--- start DATA IN THIS EXERCISE ---
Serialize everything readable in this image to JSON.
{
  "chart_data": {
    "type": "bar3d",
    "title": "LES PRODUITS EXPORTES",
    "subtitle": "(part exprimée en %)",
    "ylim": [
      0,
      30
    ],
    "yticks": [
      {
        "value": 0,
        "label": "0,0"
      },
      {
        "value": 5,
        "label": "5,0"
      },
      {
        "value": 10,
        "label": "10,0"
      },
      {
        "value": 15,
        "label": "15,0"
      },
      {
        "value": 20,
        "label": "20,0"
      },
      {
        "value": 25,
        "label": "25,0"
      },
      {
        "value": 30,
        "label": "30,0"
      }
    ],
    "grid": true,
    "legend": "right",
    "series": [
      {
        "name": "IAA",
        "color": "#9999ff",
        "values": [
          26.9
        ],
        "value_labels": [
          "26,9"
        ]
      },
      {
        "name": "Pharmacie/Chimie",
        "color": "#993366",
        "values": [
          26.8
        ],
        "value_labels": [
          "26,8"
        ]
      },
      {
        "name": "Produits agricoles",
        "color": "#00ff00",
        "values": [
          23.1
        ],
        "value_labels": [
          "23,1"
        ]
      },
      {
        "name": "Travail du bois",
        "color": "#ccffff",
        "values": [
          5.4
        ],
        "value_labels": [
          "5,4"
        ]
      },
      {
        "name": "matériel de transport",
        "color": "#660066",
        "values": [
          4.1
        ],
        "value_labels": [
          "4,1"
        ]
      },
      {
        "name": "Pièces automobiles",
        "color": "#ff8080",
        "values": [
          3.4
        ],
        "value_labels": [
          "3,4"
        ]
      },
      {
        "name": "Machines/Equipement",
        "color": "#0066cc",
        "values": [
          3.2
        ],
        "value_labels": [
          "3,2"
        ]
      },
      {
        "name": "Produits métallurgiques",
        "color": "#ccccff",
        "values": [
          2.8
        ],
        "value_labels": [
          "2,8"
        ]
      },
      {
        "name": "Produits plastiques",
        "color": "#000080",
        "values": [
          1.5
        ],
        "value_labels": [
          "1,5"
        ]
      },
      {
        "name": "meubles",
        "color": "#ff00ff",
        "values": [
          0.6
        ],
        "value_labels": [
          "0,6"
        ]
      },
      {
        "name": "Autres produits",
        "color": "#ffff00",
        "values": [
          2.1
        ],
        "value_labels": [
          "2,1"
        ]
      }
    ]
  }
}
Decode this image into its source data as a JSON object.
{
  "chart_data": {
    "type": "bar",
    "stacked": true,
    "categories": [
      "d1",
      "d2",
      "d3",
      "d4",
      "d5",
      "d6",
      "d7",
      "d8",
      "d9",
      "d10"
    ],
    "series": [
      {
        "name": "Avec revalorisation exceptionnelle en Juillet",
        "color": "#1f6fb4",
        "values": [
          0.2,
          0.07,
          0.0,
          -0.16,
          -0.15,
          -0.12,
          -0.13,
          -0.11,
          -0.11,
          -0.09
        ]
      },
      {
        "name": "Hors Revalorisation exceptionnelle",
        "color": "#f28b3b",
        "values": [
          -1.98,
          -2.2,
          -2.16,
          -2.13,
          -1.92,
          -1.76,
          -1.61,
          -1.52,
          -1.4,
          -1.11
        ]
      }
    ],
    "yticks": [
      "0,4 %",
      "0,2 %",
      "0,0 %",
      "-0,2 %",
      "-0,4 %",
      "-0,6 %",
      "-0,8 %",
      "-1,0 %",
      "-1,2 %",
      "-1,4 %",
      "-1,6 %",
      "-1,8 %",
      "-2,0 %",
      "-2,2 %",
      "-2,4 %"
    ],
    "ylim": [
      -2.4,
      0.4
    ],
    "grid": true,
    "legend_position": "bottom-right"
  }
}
--- end DATA IN THIS EXERCISE ---
_WHAT YOU SHOULD DO_. Copy out all of the data exactly, leaving nothing out.

_TASK OUTPUT_.
Serialize everything readable in this image to JSON.
{
  "chart_data": {
    "type": "bar3d",
    "title": "LES PRODUITS EXPORTES",
    "subtitle": "(part exprimée en %)",
    "ylim": [
      0,
      30
    ],
    "yticks": [
      {
        "value": 0,
        "label": "0,0"
      },
      {
        "value": 5,
        "label": "5,0"
      },
      {
        "value": 10,
        "label": "10,0"
      },
      {
        "value": 15,
        "label": "15,0"
      },
      {
        "value": 20,
        "label": "20,0"
      },
      {
        "value": 25,
        "label": "25,0"
      },
      {
        "value": 30,
        "label": "30,0"
      }
    ],
    "grid": true,
    "legend": "right",
    "series": [
      {
        "name": "IAA",
        "color": "#9999ff",
        "values": [
          26.9
        ],
        "value_labels": [
          "26,9"
        ]
      },
      {
        "name": "Pharmacie/Chimie",
        "color": "#993366",
        "values": [
          26.8
        ],
        "value_labels": [
          "26,8"
        ]
      },
      {
        "name": "Produits agricoles",
        "color": "#00ff00",
        "values": [
          23.1
        ],
        "value_labels": [
          "23,1"
        ]
      },
      {
        "name": "Travail du bois",
        "color": "#ccffff",
        "values": [
          5.4
        ],
        "value_labels": [
          "5,4"
        ]
      },
      {
        "name": "matériel de transport",
        "color": "#660066",
        "values": [
          4.1
        ],
        "value_labels": [
          "4,1"
        ]
      },
      {
        "name": "Pièces automobiles",
        "color": "#ff8080",
        "values": [
          3.4
        ],
        "value_labels": [
          "3,4"
        ]
      },
      {
        "name": "Machines/Equipement",
        "color": "#0066cc",
        "values": [
          3.2
        ],
        "value_labels": [
          "3,2"
        ]
      },
      {
        "name": "Produits métallurgiques",
        "color": "#ccccff",
        "values": [
          2.8
        ],
        "value_labels": [
          "2,8"
        ]
      },
      {
        "name": "Produits plastiques",
        "color": "#000080",
        "values": [
          1.5
        ],
        "value_labels": [
          "1,5"
        ]
      },
      {
        "name": "meubles",
        "color": "#ff00ff",
        "values": [
          0.6
        ],
        "value_labels": [
          "0,6"
        ]
      },
      {
        "name": "Autres produits",
        "color": "#ffff00",
        "values": [
          2.1
        ],
        "value_labels": [
          "2,1"
        ]
      }
    ]
  }
}
Decode this image into its source data as a JSON object.
{
  "chart_data": {
    "type": "bar",
    "stacked": true,
    "categories": [
      "d1",
      "d2",
      "d3",
      "d4",
      "d5",
      "d6",
      "d7",
      "d8",
      "d9",
      "d10"
    ],
    "series": [
      {
        "name": "Avec revalorisation exceptionnelle en Juillet",
        "color": "#1f6fb4",
        "values": [
          0.2,
          0.07,
          0.0,
          -0.16,
          -0.15,
          -0.12,
          -0.13,
          -0.11,
          -0.11,
          -0.09
        ]
      },
      {
        "name": "Hors Revalorisation exceptionnelle",
        "color": "#f28b3b",
        "values": [
          -1.98,
          -2.2,
          -2.16,
          -2.13,
          -1.92,
          -1.76,
          -1.61,
          -1.52,
          -1.4,
          -1.11
        ]
      }
    ],
    "yticks": [
      "0,4 %",
      "0,2 %",
      "0,0 %",
      "-0,2 %",
      "-0,4 %",
      "-0,6 %",
      "-0,8 %",
      "-1,0 %",
      "-1,2 %",
      "-1,4 %",
      "-1,6 %",
      "-1,8 %",
      "-2,0 %",
      "-2,2 %",
      "-2,4 %"
    ],
    "ylim": [
      -2.4,
      0.4
    ],
    "grid": true,
    "legend_position": "bottom-right"
  }
}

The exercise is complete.